## CONSIGNE
D'après l'extrait sur les vers spionides fossiles, quel appareil l'équipe a-t-elle utilisé pour visualiser les structures internes des coquilles ?

Des chercheurs ont découvert des preuves fossiles au Maroc montrant que les vers spionides, qui parasitent les huîtres d'aujourd'hui, perçaient déjà les coquilles de bivalves anciens il y a 480 millions d'années. Des scans haute résolution ont révélé des galeries distinctives en forme de point d'interrogation, reliant les comportements parasitaires anciens et modernes. La découverte, publiée dans iScience, met en lumière un mode de vie inchangé persistant à travers les extinctions massives.
Dans une étude publiée dans la revue iScience, la paléobiologiste Karma Nanglu de l'Université de Californie, Riverside, et son équipe ont examiné des coquilles fossiles vieilles de 480 millions d'années du Maroc, un site renommé pour sa vie marine bien préservée de la période ordovicienne. En utilisant un scanner micro-CT —une technique similaire à l'imagerie TC médicale— ils ont visualisé les structures internes, découvrant sept ou huit marques parfaites en forme de point d'interrogation sur chaque coquille.
"Les marques n'étaient pas des rayures aléatoires", a expliqué Nanglu. "Nous avons vu sept ou huit de ces formes parfaites de point d'interrogation sur chaque coquille fossile. C'est un schéma."

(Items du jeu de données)
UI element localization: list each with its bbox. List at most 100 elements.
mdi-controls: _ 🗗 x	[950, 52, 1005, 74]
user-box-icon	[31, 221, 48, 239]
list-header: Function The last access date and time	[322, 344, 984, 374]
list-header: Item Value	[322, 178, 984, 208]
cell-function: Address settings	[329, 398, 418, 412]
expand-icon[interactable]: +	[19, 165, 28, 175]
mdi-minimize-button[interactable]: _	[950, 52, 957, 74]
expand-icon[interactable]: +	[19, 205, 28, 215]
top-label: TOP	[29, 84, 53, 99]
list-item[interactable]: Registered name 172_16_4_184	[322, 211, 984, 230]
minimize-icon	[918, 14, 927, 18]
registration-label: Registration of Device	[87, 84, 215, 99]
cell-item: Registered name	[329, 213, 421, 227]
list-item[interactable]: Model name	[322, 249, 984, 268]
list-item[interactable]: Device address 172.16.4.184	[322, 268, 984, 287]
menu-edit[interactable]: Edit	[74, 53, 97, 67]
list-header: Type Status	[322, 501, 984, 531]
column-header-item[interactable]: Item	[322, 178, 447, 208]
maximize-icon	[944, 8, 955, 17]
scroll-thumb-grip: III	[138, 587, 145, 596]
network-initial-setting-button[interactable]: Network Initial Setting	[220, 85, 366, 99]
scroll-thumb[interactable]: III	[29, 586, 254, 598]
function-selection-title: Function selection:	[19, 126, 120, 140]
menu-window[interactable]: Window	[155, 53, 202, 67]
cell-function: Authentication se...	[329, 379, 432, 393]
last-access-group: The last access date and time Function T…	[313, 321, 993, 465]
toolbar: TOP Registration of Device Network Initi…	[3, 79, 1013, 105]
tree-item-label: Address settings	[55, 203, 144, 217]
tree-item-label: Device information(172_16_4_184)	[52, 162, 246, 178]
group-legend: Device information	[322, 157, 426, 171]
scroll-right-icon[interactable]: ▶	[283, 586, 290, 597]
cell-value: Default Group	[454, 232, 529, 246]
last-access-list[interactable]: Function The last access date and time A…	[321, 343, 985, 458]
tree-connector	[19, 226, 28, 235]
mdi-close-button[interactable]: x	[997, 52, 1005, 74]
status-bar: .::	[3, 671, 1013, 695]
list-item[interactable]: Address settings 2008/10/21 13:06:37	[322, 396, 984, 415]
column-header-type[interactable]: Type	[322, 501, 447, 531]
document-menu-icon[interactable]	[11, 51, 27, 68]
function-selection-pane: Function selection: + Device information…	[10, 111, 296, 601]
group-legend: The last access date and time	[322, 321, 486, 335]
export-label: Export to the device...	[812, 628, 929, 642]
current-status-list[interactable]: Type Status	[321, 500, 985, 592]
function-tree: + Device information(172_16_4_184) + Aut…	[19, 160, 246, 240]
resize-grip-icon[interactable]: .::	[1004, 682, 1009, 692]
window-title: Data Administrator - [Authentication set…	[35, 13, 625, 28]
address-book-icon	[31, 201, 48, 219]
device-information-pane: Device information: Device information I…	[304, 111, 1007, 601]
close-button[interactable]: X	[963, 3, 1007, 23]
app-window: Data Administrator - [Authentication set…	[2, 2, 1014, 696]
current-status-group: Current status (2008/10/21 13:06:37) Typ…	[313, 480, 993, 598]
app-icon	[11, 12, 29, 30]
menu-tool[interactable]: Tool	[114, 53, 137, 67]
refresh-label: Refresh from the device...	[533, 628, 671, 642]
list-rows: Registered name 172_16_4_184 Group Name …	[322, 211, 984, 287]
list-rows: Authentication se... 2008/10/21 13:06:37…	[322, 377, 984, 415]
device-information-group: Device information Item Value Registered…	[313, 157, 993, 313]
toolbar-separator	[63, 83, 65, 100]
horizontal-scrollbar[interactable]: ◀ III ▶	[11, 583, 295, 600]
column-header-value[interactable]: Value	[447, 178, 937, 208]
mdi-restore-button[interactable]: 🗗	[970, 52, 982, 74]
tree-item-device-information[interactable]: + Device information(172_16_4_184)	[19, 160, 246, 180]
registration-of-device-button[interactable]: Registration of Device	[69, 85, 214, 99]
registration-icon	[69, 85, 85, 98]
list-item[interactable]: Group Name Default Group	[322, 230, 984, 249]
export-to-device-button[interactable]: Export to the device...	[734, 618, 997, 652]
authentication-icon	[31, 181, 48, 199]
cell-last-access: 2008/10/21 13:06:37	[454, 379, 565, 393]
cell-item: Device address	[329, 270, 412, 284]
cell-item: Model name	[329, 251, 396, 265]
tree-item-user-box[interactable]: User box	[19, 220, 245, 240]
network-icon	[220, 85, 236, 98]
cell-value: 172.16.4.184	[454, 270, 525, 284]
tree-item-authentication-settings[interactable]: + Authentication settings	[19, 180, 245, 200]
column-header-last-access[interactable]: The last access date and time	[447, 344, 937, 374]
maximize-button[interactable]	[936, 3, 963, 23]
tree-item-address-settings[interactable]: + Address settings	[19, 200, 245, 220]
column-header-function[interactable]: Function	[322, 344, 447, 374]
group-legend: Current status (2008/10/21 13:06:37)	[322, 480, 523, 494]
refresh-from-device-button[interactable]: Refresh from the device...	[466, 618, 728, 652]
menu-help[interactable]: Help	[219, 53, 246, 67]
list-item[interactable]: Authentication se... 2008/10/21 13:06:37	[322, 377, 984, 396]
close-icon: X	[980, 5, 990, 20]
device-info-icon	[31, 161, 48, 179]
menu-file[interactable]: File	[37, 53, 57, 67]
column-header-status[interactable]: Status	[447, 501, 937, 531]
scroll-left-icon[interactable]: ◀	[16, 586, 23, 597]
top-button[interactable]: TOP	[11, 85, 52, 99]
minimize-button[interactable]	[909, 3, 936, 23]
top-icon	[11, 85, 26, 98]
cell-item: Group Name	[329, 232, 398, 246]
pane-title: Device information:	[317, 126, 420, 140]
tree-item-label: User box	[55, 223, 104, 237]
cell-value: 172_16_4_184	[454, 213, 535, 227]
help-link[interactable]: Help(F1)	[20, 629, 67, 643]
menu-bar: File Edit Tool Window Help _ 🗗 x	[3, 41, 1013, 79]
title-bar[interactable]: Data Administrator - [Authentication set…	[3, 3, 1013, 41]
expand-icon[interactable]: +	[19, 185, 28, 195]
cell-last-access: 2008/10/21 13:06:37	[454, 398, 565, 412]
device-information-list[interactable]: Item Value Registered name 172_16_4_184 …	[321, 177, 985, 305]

## CORRIGÉ
Un scanner micro-CT.